====== Supplied entries ======

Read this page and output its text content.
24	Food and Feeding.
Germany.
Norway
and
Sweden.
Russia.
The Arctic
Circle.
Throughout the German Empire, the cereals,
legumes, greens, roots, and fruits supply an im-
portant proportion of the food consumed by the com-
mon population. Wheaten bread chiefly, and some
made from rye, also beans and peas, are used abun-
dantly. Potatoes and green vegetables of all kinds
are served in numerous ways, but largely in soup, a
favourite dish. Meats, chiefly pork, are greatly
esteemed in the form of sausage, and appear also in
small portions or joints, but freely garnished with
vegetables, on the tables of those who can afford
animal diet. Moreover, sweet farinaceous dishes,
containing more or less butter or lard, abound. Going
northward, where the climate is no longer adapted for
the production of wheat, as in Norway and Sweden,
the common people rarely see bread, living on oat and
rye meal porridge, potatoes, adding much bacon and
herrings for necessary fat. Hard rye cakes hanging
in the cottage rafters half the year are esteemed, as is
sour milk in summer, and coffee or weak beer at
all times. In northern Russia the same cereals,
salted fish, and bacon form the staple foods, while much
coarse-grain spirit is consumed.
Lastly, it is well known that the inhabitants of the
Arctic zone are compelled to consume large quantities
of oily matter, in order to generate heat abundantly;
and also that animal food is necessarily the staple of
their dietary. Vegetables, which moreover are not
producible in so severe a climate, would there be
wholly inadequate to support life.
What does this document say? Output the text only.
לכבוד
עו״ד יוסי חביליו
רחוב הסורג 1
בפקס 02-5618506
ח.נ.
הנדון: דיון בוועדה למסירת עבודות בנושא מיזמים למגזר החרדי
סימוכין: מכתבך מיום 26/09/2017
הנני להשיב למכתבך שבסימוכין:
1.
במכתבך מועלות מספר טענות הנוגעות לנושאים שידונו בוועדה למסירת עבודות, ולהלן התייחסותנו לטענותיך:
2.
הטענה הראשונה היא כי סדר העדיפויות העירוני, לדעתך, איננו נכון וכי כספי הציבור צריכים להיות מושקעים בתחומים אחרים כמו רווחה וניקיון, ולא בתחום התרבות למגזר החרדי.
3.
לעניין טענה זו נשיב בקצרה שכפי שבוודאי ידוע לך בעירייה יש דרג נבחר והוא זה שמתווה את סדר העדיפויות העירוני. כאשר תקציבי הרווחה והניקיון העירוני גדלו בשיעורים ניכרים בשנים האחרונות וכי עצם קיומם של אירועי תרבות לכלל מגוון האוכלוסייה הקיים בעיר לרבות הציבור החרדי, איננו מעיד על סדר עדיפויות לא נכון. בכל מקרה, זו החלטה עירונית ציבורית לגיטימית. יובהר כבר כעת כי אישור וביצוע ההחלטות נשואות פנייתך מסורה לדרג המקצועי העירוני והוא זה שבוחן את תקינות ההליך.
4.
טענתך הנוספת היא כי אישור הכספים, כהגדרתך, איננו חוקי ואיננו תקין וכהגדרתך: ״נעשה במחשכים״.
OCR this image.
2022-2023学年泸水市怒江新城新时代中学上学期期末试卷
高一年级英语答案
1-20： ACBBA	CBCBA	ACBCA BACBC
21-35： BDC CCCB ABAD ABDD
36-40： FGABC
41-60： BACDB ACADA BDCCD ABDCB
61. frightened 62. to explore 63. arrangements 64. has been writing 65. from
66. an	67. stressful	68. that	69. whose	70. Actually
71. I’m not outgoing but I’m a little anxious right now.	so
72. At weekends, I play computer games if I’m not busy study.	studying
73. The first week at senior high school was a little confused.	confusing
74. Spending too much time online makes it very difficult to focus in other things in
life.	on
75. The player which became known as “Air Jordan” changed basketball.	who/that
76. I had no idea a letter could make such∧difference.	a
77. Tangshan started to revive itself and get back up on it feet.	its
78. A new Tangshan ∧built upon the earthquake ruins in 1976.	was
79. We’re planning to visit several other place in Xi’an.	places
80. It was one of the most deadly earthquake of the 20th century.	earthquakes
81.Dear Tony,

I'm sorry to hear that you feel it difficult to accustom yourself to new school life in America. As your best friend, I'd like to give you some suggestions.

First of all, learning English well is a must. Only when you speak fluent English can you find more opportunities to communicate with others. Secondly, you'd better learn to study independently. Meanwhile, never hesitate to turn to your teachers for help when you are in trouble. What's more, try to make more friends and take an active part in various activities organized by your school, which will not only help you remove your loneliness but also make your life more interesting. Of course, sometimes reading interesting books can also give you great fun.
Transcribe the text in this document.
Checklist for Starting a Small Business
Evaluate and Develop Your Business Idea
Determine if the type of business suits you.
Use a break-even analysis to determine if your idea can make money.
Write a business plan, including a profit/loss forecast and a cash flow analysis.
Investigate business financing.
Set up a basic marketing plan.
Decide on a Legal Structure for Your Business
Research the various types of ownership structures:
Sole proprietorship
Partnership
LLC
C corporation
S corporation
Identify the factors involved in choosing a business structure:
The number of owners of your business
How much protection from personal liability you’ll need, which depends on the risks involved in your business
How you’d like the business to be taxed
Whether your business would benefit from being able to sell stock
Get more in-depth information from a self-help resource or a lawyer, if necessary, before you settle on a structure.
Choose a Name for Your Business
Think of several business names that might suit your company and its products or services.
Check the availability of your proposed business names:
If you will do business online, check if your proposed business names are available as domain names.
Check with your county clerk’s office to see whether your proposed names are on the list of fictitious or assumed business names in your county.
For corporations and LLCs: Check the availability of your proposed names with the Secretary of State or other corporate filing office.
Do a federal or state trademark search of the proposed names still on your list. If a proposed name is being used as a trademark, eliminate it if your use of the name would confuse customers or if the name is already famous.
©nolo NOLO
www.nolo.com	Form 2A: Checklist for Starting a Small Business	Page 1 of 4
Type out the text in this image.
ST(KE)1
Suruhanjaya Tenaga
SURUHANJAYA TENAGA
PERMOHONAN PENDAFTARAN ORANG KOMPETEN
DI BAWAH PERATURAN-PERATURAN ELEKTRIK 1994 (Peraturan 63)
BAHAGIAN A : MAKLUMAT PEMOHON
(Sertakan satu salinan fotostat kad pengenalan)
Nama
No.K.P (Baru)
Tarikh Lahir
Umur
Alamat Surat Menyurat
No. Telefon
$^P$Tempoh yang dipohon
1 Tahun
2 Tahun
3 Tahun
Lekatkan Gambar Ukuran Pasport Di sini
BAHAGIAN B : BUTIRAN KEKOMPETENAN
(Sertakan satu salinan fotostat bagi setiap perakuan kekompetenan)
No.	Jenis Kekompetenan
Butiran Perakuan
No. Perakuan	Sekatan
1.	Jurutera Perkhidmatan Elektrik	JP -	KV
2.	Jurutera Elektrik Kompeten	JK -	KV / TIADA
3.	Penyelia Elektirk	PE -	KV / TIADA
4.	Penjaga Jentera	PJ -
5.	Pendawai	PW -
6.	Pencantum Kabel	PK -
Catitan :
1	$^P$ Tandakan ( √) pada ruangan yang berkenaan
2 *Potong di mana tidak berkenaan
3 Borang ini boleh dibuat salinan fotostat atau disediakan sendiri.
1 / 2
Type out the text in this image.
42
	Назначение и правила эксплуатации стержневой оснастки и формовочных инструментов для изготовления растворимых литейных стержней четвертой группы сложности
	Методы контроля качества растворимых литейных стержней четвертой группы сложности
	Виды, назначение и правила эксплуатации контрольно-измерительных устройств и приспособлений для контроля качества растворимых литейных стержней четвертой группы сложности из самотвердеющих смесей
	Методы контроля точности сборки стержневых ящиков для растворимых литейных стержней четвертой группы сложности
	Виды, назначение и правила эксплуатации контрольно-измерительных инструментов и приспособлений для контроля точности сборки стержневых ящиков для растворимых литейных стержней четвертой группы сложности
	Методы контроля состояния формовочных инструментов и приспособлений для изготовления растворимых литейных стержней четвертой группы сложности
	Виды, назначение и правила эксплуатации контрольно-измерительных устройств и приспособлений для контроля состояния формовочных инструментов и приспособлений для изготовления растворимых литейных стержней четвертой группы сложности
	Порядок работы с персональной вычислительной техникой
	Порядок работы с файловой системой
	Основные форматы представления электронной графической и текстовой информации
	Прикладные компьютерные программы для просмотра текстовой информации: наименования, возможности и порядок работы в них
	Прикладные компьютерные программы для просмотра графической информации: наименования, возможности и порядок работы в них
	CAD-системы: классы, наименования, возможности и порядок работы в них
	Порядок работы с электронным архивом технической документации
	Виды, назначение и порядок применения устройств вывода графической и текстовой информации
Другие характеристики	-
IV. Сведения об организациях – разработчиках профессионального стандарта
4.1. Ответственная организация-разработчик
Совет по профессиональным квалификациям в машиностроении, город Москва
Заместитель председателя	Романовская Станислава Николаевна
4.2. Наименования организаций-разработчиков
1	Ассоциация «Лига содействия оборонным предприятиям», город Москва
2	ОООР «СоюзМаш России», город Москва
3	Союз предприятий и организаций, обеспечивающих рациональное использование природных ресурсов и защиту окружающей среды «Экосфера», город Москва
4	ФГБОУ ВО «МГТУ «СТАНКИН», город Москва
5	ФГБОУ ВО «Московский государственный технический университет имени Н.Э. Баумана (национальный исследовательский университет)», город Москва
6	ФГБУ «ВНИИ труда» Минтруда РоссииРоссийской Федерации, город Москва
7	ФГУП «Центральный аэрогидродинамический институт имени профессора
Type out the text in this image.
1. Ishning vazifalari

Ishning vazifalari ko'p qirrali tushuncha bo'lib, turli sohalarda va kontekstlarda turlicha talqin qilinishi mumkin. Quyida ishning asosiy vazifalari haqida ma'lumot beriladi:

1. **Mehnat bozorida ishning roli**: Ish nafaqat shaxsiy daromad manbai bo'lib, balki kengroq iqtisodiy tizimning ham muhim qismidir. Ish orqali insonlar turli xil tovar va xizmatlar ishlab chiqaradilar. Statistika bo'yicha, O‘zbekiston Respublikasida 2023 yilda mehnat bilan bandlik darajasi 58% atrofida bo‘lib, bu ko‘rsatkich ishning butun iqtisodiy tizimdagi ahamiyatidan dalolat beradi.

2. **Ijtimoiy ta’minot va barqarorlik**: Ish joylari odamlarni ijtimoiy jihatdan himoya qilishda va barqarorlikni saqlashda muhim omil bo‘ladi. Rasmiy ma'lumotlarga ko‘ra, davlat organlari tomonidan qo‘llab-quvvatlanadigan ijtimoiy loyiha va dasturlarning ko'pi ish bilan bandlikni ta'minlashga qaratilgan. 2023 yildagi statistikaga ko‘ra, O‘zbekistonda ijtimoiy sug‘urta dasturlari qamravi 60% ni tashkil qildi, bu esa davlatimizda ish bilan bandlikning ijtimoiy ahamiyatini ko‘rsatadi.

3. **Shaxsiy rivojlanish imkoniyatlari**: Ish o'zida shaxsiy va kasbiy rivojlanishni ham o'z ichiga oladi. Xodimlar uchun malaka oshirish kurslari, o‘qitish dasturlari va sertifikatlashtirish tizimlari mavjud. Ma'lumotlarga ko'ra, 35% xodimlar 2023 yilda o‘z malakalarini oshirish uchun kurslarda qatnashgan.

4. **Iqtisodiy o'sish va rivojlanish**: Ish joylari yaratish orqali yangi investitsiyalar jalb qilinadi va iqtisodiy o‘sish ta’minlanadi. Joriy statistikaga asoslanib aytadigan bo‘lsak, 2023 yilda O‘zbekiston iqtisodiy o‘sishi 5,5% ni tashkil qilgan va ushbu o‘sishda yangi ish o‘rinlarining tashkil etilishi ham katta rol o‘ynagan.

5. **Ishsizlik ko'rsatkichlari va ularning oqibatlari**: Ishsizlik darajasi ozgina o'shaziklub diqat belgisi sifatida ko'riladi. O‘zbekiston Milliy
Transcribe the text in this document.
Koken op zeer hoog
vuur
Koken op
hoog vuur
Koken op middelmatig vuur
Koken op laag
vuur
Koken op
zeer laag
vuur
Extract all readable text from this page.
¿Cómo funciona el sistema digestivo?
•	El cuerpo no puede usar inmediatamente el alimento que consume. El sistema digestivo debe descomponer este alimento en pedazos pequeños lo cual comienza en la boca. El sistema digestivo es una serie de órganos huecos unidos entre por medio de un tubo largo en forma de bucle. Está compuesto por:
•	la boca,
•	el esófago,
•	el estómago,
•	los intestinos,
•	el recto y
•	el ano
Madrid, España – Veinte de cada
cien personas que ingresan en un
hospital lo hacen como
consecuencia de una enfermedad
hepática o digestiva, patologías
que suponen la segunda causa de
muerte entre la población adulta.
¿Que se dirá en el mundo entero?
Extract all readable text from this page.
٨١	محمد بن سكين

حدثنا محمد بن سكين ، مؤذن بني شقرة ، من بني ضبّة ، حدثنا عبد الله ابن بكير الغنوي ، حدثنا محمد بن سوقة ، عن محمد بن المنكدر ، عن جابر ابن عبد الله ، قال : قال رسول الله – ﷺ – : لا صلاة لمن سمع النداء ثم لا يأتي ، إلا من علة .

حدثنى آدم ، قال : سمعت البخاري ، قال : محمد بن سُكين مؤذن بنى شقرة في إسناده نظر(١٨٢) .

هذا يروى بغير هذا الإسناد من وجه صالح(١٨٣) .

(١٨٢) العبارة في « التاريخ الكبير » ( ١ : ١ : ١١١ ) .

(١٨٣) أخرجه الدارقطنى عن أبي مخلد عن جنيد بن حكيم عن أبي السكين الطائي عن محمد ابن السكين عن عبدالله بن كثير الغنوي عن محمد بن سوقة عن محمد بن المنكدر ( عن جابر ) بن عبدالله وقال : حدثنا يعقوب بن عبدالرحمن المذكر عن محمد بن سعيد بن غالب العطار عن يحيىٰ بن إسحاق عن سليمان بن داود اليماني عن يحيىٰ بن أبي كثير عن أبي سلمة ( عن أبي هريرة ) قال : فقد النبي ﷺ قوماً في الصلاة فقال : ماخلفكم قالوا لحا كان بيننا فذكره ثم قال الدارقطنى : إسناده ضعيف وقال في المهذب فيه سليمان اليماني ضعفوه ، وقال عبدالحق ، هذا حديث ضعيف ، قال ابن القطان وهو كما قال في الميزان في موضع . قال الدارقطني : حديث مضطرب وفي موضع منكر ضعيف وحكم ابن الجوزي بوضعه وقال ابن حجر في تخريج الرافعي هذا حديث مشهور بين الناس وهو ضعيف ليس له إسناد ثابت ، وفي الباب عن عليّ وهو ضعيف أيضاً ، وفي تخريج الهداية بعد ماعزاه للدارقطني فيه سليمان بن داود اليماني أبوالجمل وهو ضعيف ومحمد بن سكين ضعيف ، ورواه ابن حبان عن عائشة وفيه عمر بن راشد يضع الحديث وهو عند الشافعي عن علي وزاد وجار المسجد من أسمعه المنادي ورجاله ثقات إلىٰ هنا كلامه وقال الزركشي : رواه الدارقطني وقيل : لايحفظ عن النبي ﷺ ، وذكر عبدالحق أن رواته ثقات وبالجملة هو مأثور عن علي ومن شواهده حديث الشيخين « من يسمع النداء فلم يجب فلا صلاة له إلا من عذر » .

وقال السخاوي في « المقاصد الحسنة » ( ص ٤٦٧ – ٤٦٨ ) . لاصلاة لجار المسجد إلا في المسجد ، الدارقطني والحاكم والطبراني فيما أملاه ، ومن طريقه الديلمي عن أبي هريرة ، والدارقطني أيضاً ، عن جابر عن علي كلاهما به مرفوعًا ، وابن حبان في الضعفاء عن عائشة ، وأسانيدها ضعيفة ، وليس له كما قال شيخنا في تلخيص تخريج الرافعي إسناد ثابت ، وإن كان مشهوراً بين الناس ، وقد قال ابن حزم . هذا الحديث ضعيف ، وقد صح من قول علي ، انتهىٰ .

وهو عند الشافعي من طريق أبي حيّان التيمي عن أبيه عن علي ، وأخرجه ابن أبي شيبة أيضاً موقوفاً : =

======

◆ **What is being asked**: Gather all lines of the records that include the word "various".

◆ **Response below**:
First of all, learning English well is a must. Only when you speak fluent English can you find more opportunities to communicate with others. Secondly, you'd better learn to study independently. Meanwhile, never hesitate to turn to your teachers for help when you are in trouble. What's more, try to make more friends and take an active part in various activities organized by your school, which will not only help you remove your loneliness but also make your life more interesting. Of course, sometimes reading interesting books can also give you great fun.
Research the various types of ownership structures:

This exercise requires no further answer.